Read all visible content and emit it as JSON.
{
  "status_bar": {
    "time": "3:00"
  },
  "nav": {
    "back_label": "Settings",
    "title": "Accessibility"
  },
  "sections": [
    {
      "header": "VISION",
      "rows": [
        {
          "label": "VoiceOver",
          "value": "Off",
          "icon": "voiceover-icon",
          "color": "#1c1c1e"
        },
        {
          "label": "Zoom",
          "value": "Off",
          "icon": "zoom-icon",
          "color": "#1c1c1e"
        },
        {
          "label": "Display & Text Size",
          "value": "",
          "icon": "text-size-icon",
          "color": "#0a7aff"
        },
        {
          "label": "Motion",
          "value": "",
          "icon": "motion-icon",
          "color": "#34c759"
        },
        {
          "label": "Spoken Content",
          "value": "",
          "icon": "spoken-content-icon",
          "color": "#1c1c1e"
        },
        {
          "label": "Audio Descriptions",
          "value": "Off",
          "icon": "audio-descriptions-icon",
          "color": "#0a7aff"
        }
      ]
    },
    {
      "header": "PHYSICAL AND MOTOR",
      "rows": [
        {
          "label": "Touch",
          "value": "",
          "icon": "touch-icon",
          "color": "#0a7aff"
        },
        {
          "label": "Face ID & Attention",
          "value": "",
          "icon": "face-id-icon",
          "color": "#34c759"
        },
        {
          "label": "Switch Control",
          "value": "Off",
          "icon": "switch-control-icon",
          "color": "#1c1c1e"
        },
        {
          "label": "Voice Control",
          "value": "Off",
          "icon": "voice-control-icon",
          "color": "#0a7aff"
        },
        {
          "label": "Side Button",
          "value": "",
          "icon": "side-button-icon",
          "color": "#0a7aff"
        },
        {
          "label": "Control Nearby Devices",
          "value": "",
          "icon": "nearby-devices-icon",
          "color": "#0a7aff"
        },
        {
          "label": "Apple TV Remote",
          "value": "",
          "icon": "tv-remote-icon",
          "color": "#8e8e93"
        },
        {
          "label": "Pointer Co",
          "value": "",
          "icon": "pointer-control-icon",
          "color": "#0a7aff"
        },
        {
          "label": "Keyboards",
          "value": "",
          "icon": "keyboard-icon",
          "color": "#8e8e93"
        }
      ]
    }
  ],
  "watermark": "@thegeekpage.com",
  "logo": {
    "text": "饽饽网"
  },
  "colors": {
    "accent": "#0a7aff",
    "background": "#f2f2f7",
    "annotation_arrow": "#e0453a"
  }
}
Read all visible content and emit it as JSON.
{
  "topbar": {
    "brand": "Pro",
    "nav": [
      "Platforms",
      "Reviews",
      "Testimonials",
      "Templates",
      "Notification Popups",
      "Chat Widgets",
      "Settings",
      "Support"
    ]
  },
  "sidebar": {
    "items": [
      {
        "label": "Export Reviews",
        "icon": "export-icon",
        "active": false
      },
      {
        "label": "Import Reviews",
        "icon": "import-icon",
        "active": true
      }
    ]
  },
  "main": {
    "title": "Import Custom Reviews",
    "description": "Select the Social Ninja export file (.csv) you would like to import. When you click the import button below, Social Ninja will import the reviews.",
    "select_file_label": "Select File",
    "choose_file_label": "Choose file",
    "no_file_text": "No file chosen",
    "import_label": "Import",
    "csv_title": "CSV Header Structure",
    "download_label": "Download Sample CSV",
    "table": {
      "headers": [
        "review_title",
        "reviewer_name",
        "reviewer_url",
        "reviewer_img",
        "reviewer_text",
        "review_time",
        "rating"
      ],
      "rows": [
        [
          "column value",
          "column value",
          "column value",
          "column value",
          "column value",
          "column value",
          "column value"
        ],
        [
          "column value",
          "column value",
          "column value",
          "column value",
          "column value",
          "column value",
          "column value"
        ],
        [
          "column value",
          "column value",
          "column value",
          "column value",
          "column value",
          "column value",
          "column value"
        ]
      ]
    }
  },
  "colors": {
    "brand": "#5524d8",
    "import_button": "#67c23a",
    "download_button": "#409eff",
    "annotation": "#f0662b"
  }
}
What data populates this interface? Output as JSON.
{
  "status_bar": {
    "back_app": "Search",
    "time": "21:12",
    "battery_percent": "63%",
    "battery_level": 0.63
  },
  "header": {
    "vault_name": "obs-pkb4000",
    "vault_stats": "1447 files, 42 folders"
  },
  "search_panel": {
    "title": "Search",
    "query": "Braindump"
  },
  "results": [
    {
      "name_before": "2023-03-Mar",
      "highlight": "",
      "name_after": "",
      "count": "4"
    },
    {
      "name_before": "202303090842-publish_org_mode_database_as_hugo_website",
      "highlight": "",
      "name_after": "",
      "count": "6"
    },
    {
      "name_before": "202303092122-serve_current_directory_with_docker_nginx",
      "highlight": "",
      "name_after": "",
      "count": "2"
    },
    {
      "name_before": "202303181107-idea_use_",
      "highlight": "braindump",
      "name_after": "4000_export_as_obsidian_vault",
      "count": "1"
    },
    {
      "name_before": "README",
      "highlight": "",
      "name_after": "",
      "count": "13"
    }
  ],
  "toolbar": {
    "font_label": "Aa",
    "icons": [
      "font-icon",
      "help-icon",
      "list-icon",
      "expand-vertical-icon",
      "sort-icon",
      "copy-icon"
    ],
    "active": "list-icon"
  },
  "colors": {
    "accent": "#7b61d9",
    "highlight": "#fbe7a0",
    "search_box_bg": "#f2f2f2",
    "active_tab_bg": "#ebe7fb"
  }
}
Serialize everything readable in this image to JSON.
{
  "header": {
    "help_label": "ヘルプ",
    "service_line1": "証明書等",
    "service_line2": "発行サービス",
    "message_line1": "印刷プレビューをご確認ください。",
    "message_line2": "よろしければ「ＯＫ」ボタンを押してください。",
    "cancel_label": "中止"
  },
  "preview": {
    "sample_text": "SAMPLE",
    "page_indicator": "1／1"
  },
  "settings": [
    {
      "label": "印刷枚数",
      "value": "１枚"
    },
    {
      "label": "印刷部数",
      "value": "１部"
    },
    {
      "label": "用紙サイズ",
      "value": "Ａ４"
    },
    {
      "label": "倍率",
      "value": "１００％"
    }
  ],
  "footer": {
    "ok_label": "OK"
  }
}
• • •
Restate the whole listing exactly, leaving out nothing.

Read all visible content and emit it as JSON.
{
  "status_bar": {
    "time": "3:00"
  },
  "nav": {
    "back_label": "Settings",
    "title": "Accessibility"
  },
  "sections": [
    {
      "header": "VISION",
      "rows": [
        {
          "label": "VoiceOver",
          "value": "Off",
          "icon": "voiceover-icon",
          "color": "#1c1c1e"
        },
        {
          "label": "Zoom",
          "value": "Off",
          "icon": "zoom-icon",
          "color": "#1c1c1e"
        },
        {
          "label": "Display & Text Size",
          "value": "",
          "icon": "text-size-icon",
          "color": "#0a7aff"
        },
        {
          "label": "Motion",
          "value": "",
          "icon": "motion-icon",
          "color": "#34c759"
        },
        {
          "label": "Spoken Content",
          "value": "",
          "icon": "spoken-content-icon",
          "color": "#1c1c1e"
        },
        {
          "label": "Audio Descriptions",
          "value": "Off",
          "icon": "audio-descriptions-icon",
          "color": "#0a7aff"
        }
      ]
    },
    {
      "header": "PHYSICAL AND MOTOR",
      "rows": [
        {
          "label": "Touch",
          "value": "",
          "icon": "touch-icon",
          "color": "#0a7aff"
        },
        {
          "label": "Face ID & Attention",
          "value": "",
          "icon": "face-id-icon",
          "color": "#34c759"
        },
        {
          "label": "Switch Control",
          "value": "Off",
          "icon": "switch-control-icon",
          "color": "#1c1c1e"
        },
        {
          "label": "Voice Control",
          "value": "Off",
          "icon": "voice-control-icon",
          "color": "#0a7aff"
        },
        {
          "label": "Side Button",
          "value": "",
          "icon": "side-button-icon",
          "color": "#0a7aff"
        },
        {
          "label": "Control Nearby Devices",
          "value": "",
          "icon": "nearby-devices-icon",
          "color": "#0a7aff"
        },
        {
          "label": "Apple TV Remote",
          "value": "",
          "icon": "tv-remote-icon",
          "color": "#8e8e93"
        },
        {
          "label": "Pointer Co",
          "value": "",
          "icon": "pointer-control-icon",
          "color": "#0a7aff"
        },
        {
          "label": "Keyboards",
          "value": "",
          "icon": "keyboard-icon",
          "color": "#8e8e93"
        }
      ]
    }
  ],
  "watermark": "@thegeekpage.com",
  "logo": {
    "text": "饽饽网"
  },
  "colors": {
    "accent": "#0a7aff",
    "background": "#f2f2f7",
    "annotation_arrow": "#e0453a"
  }
}
Read all visible content and emit it as JSON.
{
  "topbar": {
    "brand": "Pro",
    "nav": [
      "Platforms",
      "Reviews",
      "Testimonials",
      "Templates",
      "Notification Popups",
      "Chat Widgets",
      "Settings",
      "Support"
    ]
  },
  "sidebar": {
    "items": [
      {
        "label": "Export Reviews",
        "icon": "export-icon",
        "active": false
      },
      {
        "label": "Import Reviews",
        "icon": "import-icon",
        "active": true
      }
    ]
  },
  "main": {
    "title": "Import Custom Reviews",
    "description": "Select the Social Ninja export file (.csv) you would like to import. When you click the import button below, Social Ninja will import the reviews.",
    "select_file_label": "Select File",
    "choose_file_label": "Choose file",
    "no_file_text": "No file chosen",
    "import_label": "Import",
    "csv_title": "CSV Header Structure",
    "download_label": "Download Sample CSV",
    "table": {
      "headers": [
        "review_title",
        "reviewer_name",
        "reviewer_url",
        "reviewer_img",
        "reviewer_text",
        "review_time",
        "rating"
      ],
      "rows": [
        [
          "column value",
          "column value",
          "column value",
          "column value",
          "column value",
          "column value",
          "column value"
        ],
        [
          "column value",
          "column value",
          "column value",
          "column value",
          "column value",
          "column value",
          "column value"
        ],
        [
          "column value",
          "column value",
          "column value",
          "column value",
          "column value",
          "column value",
          "column value"
        ]
      ]
    }
  },
  "colors": {
    "brand": "#5524d8",
    "import_button": "#67c23a",
    "download_button": "#409eff",
    "annotation": "#f0662b"
  }
}
What data populates this interface? Output as JSON.
{
  "status_bar": {
    "back_app": "Search",
    "time": "21:12",
    "battery_percent": "63%",
    "battery_level": 0.63
  },
  "header": {
    "vault_name": "obs-pkb4000",
    "vault_stats": "1447 files, 42 folders"
  },
  "search_panel": {
    "title": "Search",
    "query": "Braindump"
  },
  "results": [
    {
      "name_before": "2023-03-Mar",
      "highlight": "",
      "name_after": "",
      "count": "4"
    },
    {
      "name_before": "202303090842-publish_org_mode_database_as_hugo_website",
      "highlight": "",
      "name_after": "",
      "count": "6"
    },
    {
      "name_before": "202303092122-serve_current_directory_with_docker_nginx",
      "highlight": "",
      "name_after": "",
      "count": "2"
    },
    {
      "name_before": "202303181107-idea_use_",
      "highlight": "braindump",
      "name_after": "4000_export_as_obsidian_vault",
      "count": "1"
    },
    {
      "name_before": "README",
      "highlight": "",
      "name_after": "",
      "count": "13"
    }
  ],
  "toolbar": {
    "font_label": "Aa",
    "icons": [
      "font-icon",
      "help-icon",
      "list-icon",
      "expand-vertical-icon",
      "sort-icon",
      "copy-icon"
    ],
    "active": "list-icon"
  },
  "colors": {
    "accent": "#7b61d9",
    "highlight": "#fbe7a0",
    "search_box_bg": "#f2f2f2",
    "active_tab_bg": "#ebe7fb"
  }
}
Serialize everything readable in this image to JSON.
{
  "header": {
    "help_label": "ヘルプ",
    "service_line1": "証明書等",
    "service_line2": "発行サービス",
    "message_line1": "印刷プレビューをご確認ください。",
    "message_line2": "よろしければ「ＯＫ」ボタンを押してください。",
    "cancel_label": "中止"
  },
  "preview": {
    "sample_text": "SAMPLE",
    "page_indicator": "1／1"
  },
  "settings": [
    {
      "label": "印刷枚数",
      "value": "１枚"
    },
    {
      "label": "印刷部数",
      "value": "１部"
    },
    {
      "label": "用紙サイズ",
      "value": "Ａ４"
    },
    {
      "label": "倍率",
      "value": "１００％"
    }
  ],
  "footer": {
    "ok_label": "OK"
  }
}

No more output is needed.